» **PROBLEM DETAILS**: Transcribe the records that follow in their entirety, omitting any pictures.

>>>>>

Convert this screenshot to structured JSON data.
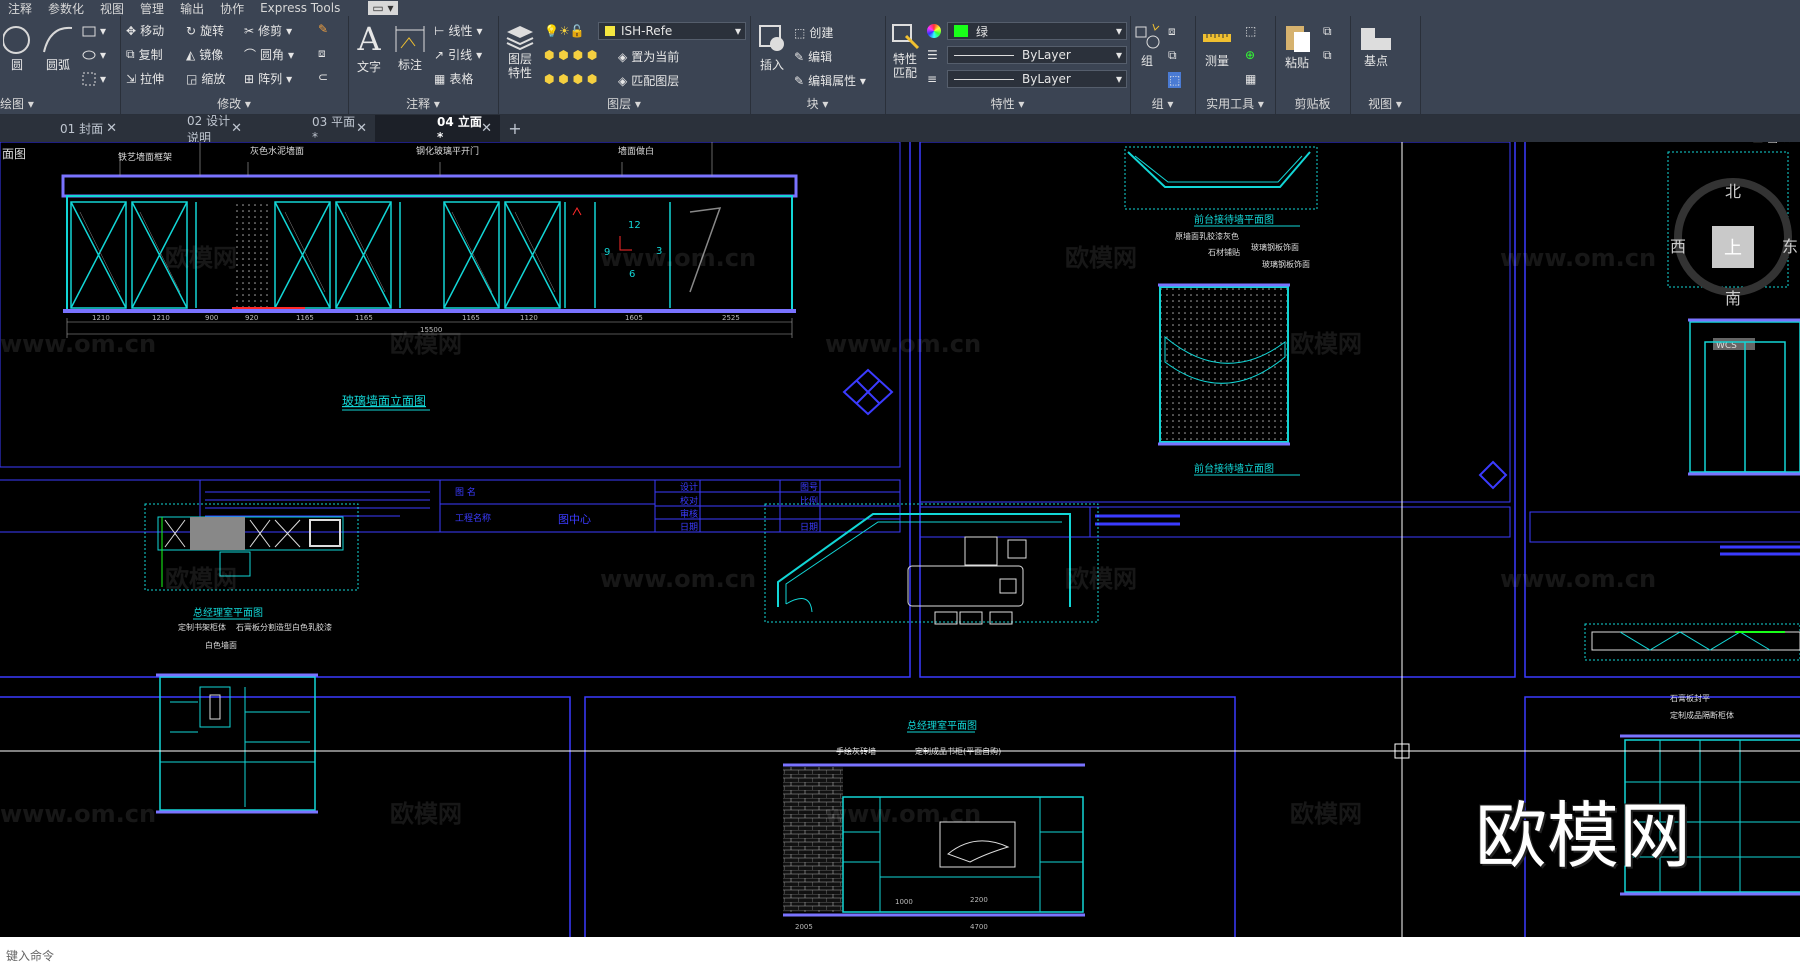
{
  "menu": [
    "注释",
    "参数化",
    "视图",
    "管理",
    "输出",
    "协作",
    "Express Tools",
    "▭ ▾"
  ],
  "ribbon": {
    "draw": {
      "circle": "圆",
      "arc": "圆弧",
      "title": "绘图 ▾"
    },
    "modify": {
      "items": [
        "移动",
        "旋转",
        "修剪",
        "复制",
        "镜像",
        "圆角",
        "拉伸",
        "缩放",
        "阵列"
      ],
      "title": "修改 ▾"
    },
    "annotation": {
      "text": "文字",
      "dim": "标注",
      "line": "线性",
      "leader": "引线",
      "table": "表格",
      "title": "注释 ▾"
    },
    "layers": {
      "props": "图层\n特性",
      "current": "ISH-Refe",
      "set_current": "置为当前",
      "match": "匹配图层",
      "title": "图层 ▾"
    },
    "block": {
      "insert": "插入",
      "create": "创建",
      "edit": "编辑",
      "edit_attr": "编辑属性 ▾",
      "title": "块 ▾"
    },
    "properties": {
      "match": "特性\n匹配",
      "color": "绿",
      "linetype": "ByLayer",
      "lineweight": "ByLayer",
      "title": "特性 ▾"
    },
    "groups": {
      "group": "组",
      "title": "组 ▾"
    },
    "utilities": {
      "measure": "测量",
      "title": "实用工具 ▾"
    },
    "clipboard": {
      "paste": "粘贴",
      "title": "剪贴板"
    },
    "view": {
      "base": "基点",
      "title": "视图 ▾"
    }
  },
  "tabs": [
    {
      "label": "01 封面"
    },
    {
      "label": "02 设计说明"
    },
    {
      "label": "03 平面*"
    },
    {
      "label": "04 立面*"
    }
  ],
  "colors": {
    "cyan": "#12d6d6",
    "blue": "#3b3bff",
    "purple": "#7a73ff",
    "red": "#ff2a2a",
    "white": "#ffffff",
    "green": "#19ff19"
  },
  "drawing": {
    "elev1_title": "玻璃墙面立面图",
    "corner_label": "面图",
    "elev1_notes": [
      "铁艺墙面框架",
      "灰色水泥墙面",
      "钢化玻璃平开门",
      "墙面做白"
    ],
    "elev1_dims": [
      "1210",
      "1210",
      "900",
      "920",
      "1165",
      "1165",
      "1165",
      "1120",
      "1605",
      "2525"
    ],
    "elev1_total": "15500",
    "elev1_marks": [
      "12",
      "9",
      "3",
      "6"
    ],
    "front_plan": "前台接待墙平面图",
    "front_elev": "前台接待墙立面图",
    "front_notes": [
      "原墙面乳胶漆灰色",
      "石材铺贴",
      "玻璃钢板饰面",
      "玻璃钢板饰面"
    ],
    "gm_plan": "总经理室平面图",
    "gm_notes": [
      "定制书架柜体",
      "石膏板分割造型白色乳胶漆",
      "白色墙面"
    ],
    "gm_plan2": "总经理室平面图",
    "gm_elev_notes": [
      "手绘灰砖墙",
      "定制成品书柜(平面自购)"
    ],
    "gm_elev_dims": [
      "2005",
      "2200",
      "1000",
      "4700"
    ],
    "right_notes": [
      "石膏板封平",
      "定制成品隔断柜体"
    ],
    "title_block": [
      "图 名",
      "工程名称",
      "图中心",
      "设计",
      "校对",
      "审核",
      "日期",
      "图号",
      "比例",
      "日期"
    ],
    "compass": {
      "n": "北",
      "s": "南",
      "e": "东",
      "w": "西",
      "center": "上",
      "wcs": "WCS"
    }
  },
  "watermarks": [
    "欧模网",
    "www.om.cn"
  ],
  "brand_watermark": "欧模网",
  "command_line": {
    "placeholder": "键入命令"
  }
}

<<<<<

» **CORRECT OUTPUT**:
Convert this screenshot to structured JSON data.
{
  "menu": [
    "注释",
    "参数化",
    "视图",
    "管理",
    "输出",
    "协作",
    "Express Tools",
    "▭ ▾"
  ],
  "ribbon": {
    "draw": {
      "circle": "圆",
      "arc": "圆弧",
      "title": "绘图 ▾"
    },
    "modify": {
      "items": [
        "移动",
        "旋转",
        "修剪",
        "复制",
        "镜像",
        "圆角",
        "拉伸",
        "缩放",
        "阵列"
      ],
      "title": "修改 ▾"
    },
    "annotation": {
      "text": "文字",
      "dim": "标注",
      "line": "线性",
      "leader": "引线",
      "table": "表格",
      "title": "注释 ▾"
    },
    "layers": {
      "props": "图层\n特性",
      "current": "ISH-Refe",
      "set_current": "置为当前",
      "match": "匹配图层",
      "title": "图层 ▾"
    },
    "block": {
      "insert": "插入",
      "create": "创建",
      "edit": "编辑",
      "edit_attr": "编辑属性 ▾",
      "title": "块 ▾"
    },
    "properties": {
      "match": "特性\n匹配",
      "color": "绿",
      "linetype": "ByLayer",
      "lineweight": "ByLayer",
      "title": "特性 ▾"
    },
    "groups": {
      "group": "组",
      "title": "组 ▾"
    },
    "utilities": {
      "measure": "测量",
      "title": "实用工具 ▾"
    },
    "clipboard": {
      "paste": "粘贴",
      "title": "剪贴板"
    },
    "view": {
      "base": "基点",
      "title": "视图 ▾"
    }
  },
  "tabs": [
    {
      "label": "01 封面"
    },
    {
      "label": "02 设计说明"
    },
    {
      "label": "03 平面*"
    },
    {
      "label": "04 立面*"
    }
  ],
  "colors": {
    "cyan": "#12d6d6",
    "blue": "#3b3bff",
    "purple": "#7a73ff",
    "red": "#ff2a2a",
    "white": "#ffffff",
    "green": "#19ff19"
  },
  "drawing": {
    "elev1_title": "玻璃墙面立面图",
    "corner_label": "面图",
    "elev1_notes": [
      "铁艺墙面框架",
      "灰色水泥墙面",
      "钢化玻璃平开门",
      "墙面做白"
    ],
    "elev1_dims": [
      "1210",
      "1210",
      "900",
      "920",
      "1165",
      "1165",
      "1165",
      "1120",
      "1605",
      "2525"
    ],
    "elev1_total": "15500",
    "elev1_marks": [
      "12",
      "9",
      "3",
      "6"
    ],
    "front_plan": "前台接待墙平面图",
    "front_elev": "前台接待墙立面图",
    "front_notes": [
      "原墙面乳胶漆灰色",
      "石材铺贴",
      "玻璃钢板饰面",
      "玻璃钢板饰面"
    ],
    "gm_plan": "总经理室平面图",
    "gm_notes": [
      "定制书架柜体",
      "石膏板分割造型白色乳胶漆",
      "白色墙面"
    ],
    "gm_plan2": "总经理室平面图",
    "gm_elev_notes": [
      "手绘灰砖墙",
      "定制成品书柜(平面自购)"
    ],
    "gm_elev_dims": [
      "2005",
      "2200",
      "1000",
      "4700"
    ],
    "right_notes": [
      "石膏板封平",
      "定制成品隔断柜体"
    ],
    "title_block": [
      "图 名",
      "工程名称",
      "图中心",
      "设计",
      "校对",
      "审核",
      "日期",
      "图号",
      "比例",
      "日期"
    ],
    "compass": {
      "n": "北",
      "s": "南",
      "e": "东",
      "w": "西",
      "center": "上",
      "wcs": "WCS"
    }
  },
  "watermarks": [
    "欧模网",
    "www.om.cn"
  ],
  "brand_watermark": "欧模网",
  "command_line": {
    "placeholder": "键入命令"
  }
}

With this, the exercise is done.